--- Begin Source material ---

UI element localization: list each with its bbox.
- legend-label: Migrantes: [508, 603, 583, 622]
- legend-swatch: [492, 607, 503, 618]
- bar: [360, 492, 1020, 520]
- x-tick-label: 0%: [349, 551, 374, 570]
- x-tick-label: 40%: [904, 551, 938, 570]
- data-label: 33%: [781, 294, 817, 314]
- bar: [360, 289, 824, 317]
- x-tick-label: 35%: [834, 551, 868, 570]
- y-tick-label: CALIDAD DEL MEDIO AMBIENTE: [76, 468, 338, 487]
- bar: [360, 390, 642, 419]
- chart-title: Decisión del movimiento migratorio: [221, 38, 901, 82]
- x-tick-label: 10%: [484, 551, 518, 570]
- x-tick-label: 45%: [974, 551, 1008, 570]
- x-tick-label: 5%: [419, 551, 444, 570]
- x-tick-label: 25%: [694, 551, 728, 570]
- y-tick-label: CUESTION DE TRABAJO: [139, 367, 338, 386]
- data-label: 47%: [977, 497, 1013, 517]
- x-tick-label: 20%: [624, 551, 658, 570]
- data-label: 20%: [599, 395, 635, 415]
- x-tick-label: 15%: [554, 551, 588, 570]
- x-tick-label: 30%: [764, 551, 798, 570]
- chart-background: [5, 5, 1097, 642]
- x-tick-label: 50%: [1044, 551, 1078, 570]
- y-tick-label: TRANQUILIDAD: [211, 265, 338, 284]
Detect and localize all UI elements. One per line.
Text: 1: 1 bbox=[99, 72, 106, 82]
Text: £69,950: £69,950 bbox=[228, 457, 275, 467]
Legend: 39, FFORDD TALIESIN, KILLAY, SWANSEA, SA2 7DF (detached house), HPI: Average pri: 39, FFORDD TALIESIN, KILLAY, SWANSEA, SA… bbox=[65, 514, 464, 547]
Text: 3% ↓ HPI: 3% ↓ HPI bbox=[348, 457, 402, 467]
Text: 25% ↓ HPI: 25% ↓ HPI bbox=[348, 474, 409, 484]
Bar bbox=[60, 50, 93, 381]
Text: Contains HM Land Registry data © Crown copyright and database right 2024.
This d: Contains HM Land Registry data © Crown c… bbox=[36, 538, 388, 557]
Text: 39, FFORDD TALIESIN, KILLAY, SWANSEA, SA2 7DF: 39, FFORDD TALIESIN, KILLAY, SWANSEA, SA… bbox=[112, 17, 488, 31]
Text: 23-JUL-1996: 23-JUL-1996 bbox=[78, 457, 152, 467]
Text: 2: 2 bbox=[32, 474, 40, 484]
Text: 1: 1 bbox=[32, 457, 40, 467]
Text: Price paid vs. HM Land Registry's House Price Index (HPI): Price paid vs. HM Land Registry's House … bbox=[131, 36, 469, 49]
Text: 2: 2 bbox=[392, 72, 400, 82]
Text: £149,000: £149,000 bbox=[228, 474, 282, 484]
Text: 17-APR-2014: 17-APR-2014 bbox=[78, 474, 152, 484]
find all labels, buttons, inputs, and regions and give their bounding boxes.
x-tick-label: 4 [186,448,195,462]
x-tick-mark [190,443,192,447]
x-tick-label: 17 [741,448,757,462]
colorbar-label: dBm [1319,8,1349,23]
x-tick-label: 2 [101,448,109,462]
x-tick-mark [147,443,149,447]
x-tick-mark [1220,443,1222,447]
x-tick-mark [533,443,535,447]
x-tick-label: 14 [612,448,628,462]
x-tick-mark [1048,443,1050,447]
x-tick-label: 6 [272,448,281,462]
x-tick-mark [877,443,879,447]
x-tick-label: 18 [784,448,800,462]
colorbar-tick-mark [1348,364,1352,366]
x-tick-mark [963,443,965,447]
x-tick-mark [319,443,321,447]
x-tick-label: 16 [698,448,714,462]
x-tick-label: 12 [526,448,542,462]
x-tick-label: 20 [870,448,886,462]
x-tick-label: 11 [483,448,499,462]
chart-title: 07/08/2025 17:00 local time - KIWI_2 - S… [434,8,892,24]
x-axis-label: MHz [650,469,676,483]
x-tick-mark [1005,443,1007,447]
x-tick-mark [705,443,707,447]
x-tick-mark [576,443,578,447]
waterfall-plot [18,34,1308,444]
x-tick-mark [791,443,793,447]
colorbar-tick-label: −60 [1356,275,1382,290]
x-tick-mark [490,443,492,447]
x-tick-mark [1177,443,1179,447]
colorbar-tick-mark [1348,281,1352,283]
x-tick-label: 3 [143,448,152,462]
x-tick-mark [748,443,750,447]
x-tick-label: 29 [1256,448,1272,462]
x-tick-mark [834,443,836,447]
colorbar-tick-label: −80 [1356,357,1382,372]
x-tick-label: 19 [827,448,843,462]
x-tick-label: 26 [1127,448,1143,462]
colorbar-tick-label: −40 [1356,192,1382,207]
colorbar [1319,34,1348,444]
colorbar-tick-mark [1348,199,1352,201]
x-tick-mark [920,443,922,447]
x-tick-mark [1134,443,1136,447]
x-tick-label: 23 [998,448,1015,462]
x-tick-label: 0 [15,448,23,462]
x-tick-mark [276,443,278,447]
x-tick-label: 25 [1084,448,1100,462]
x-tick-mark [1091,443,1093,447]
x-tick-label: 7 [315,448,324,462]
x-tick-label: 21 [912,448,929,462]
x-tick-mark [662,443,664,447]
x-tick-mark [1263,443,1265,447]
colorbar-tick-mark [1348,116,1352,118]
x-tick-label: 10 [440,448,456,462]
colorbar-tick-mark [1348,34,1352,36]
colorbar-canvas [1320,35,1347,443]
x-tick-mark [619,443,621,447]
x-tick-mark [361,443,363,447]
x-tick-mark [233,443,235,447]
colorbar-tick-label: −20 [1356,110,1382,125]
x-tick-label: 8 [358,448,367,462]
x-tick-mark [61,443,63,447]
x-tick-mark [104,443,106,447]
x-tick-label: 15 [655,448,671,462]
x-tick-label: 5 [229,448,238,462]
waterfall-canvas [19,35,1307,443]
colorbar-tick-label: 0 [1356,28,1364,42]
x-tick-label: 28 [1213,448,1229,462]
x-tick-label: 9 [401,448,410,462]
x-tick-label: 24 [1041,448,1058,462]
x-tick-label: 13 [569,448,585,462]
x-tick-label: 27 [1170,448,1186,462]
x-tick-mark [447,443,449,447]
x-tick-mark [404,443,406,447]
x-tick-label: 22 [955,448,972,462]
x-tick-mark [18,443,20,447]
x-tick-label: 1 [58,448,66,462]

--- End Source material ---

*Given instruction*:
Reproduce all of the material above, line for line and character for character, with no changes.

*Written answer*:
UI element localization: list each with its bbox.
- legend-label: Migrantes: [508, 603, 583, 622]
- legend-swatch: [492, 607, 503, 618]
- bar: [360, 492, 1020, 520]
- x-tick-label: 0%: [349, 551, 374, 570]
- x-tick-label: 40%: [904, 551, 938, 570]
- data-label: 33%: [781, 294, 817, 314]
- bar: [360, 289, 824, 317]
- x-tick-label: 35%: [834, 551, 868, 570]
- y-tick-label: CALIDAD DEL MEDIO AMBIENTE: [76, 468, 338, 487]
- bar: [360, 390, 642, 419]
- chart-title: Decisión del movimiento migratorio: [221, 38, 901, 82]
- x-tick-label: 10%: [484, 551, 518, 570]
- x-tick-label: 45%: [974, 551, 1008, 570]
- x-tick-label: 5%: [419, 551, 444, 570]
- x-tick-label: 25%: [694, 551, 728, 570]
- y-tick-label: CUESTION DE TRABAJO: [139, 367, 338, 386]
- data-label: 47%: [977, 497, 1013, 517]
- x-tick-label: 20%: [624, 551, 658, 570]
- data-label: 20%: [599, 395, 635, 415]
- x-tick-label: 15%: [554, 551, 588, 570]
- x-tick-label: 30%: [764, 551, 798, 570]
- chart-background: [5, 5, 1097, 642]
- x-tick-label: 50%: [1044, 551, 1078, 570]
- y-tick-label: TRANQUILIDAD: [211, 265, 338, 284]
Detect and localize all UI elements. One per line.
Text: 1: 1 bbox=[99, 72, 106, 82]
Text: £69,950: £69,950 bbox=[228, 457, 275, 467]
Legend: 39, FFORDD TALIESIN, KILLAY, SWANSEA, SA2 7DF (detached house), HPI: Average pri: 39, FFORDD TALIESIN, KILLAY, SWANSEA, SA… bbox=[65, 514, 464, 547]
Text: 3% ↓ HPI: 3% ↓ HPI bbox=[348, 457, 402, 467]
Text: 25% ↓ HPI: 25% ↓ HPI bbox=[348, 474, 409, 484]
Bar bbox=[60, 50, 93, 381]
Text: Contains HM Land Registry data © Crown copyright and database right 2024.
This d: Contains HM Land Registry data © Crown c… bbox=[36, 538, 388, 557]
Text: 39, FFORDD TALIESIN, KILLAY, SWANSEA, SA2 7DF: 39, FFORDD TALIESIN, KILLAY, SWANSEA, SA… bbox=[112, 17, 488, 31]
Text: 23-JUL-1996: 23-JUL-1996 bbox=[78, 457, 152, 467]
Text: 2: 2 bbox=[32, 474, 40, 484]
Text: 1: 1 bbox=[32, 457, 40, 467]
Text: Price paid vs. HM Land Registry's House Price Index (HPI): Price paid vs. HM Land Registry's House … bbox=[131, 36, 469, 49]
Text: 2: 2 bbox=[392, 72, 400, 82]
Text: £149,000: £149,000 bbox=[228, 474, 282, 484]
Text: 17-APR-2014: 17-APR-2014 bbox=[78, 474, 152, 484]
find all labels, buttons, inputs, and regions and give their bounding boxes.
x-tick-label: 4 [186,448,195,462]
x-tick-mark [190,443,192,447]
x-tick-label: 17 [741,448,757,462]
colorbar-label: dBm [1319,8,1349,23]
x-tick-label: 2 [101,448,109,462]
x-tick-mark [147,443,149,447]
x-tick-mark [1220,443,1222,447]
x-tick-mark [533,443,535,447]
x-tick-label: 14 [612,448,628,462]
x-tick-mark [1048,443,1050,447]
x-tick-label: 6 [272,448,281,462]
x-tick-mark [877,443,879,447]
x-tick-label: 18 [784,448,800,462]
colorbar-tick-mark [1348,364,1352,366]
x-tick-mark [963,443,965,447]
x-tick-mark [319,443,321,447]
x-tick-label: 16 [698,448,714,462]
x-tick-label: 12 [526,448,542,462]
x-tick-label: 20 [870,448,886,462]
x-tick-label: 11 [483,448,499,462]
chart-title: 07/08/2025 17:00 local time - KIWI_2 - S… [434,8,892,24]
x-axis-label: MHz [650,469,676,483]
x-tick-mark [1005,443,1007,447]
x-tick-mark [705,443,707,447]
x-tick-mark [576,443,578,447]
waterfall-plot [18,34,1308,444]
x-tick-mark [791,443,793,447]
colorbar-tick-label: −60 [1356,275,1382,290]
x-tick-mark [490,443,492,447]
x-tick-mark [1177,443,1179,447]
colorbar-tick-mark [1348,281,1352,283]
x-tick-label: 3 [143,448,152,462]
x-tick-mark [748,443,750,447]
x-tick-label: 29 [1256,448,1272,462]
x-tick-mark [834,443,836,447]
colorbar-tick-label: −80 [1356,357,1382,372]
x-tick-label: 19 [827,448,843,462]
x-tick-label: 26 [1127,448,1143,462]
colorbar-tick-label: −40 [1356,192,1382,207]
colorbar [1319,34,1348,444]
colorbar-tick-mark [1348,199,1352,201]
x-tick-mark [920,443,922,447]
x-tick-mark [1134,443,1136,447]
x-tick-label: 23 [998,448,1015,462]
x-tick-label: 0 [15,448,23,462]
x-tick-mark [276,443,278,447]
x-tick-label: 25 [1084,448,1100,462]
x-tick-mark [1091,443,1093,447]
x-tick-label: 7 [315,448,324,462]
x-tick-label: 21 [912,448,929,462]
x-tick-mark [662,443,664,447]
x-tick-mark [1263,443,1265,447]
colorbar-tick-mark [1348,116,1352,118]
x-tick-label: 10 [440,448,456,462]
colorbar-tick-mark [1348,34,1352,36]
colorbar-canvas [1320,35,1347,443]
x-tick-mark [619,443,621,447]
x-tick-mark [361,443,363,447]
x-tick-mark [233,443,235,447]
colorbar-tick-label: −20 [1356,110,1382,125]
x-tick-label: 8 [358,448,367,462]
x-tick-mark [61,443,63,447]
x-tick-mark [104,443,106,447]
x-tick-label: 15 [655,448,671,462]
x-tick-label: 5 [229,448,238,462]
waterfall-canvas [19,35,1307,443]
colorbar-tick-label: 0 [1356,28,1364,42]
x-tick-label: 28 [1213,448,1229,462]
x-tick-label: 9 [401,448,410,462]
x-tick-label: 24 [1041,448,1058,462]
x-tick-label: 13 [569,448,585,462]
x-tick-label: 27 [1170,448,1186,462]
x-tick-mark [447,443,449,447]
x-tick-mark [404,443,406,447]
x-tick-label: 22 [955,448,972,462]
x-tick-mark [18,443,20,447]
x-tick-label: 1 [58,448,66,462]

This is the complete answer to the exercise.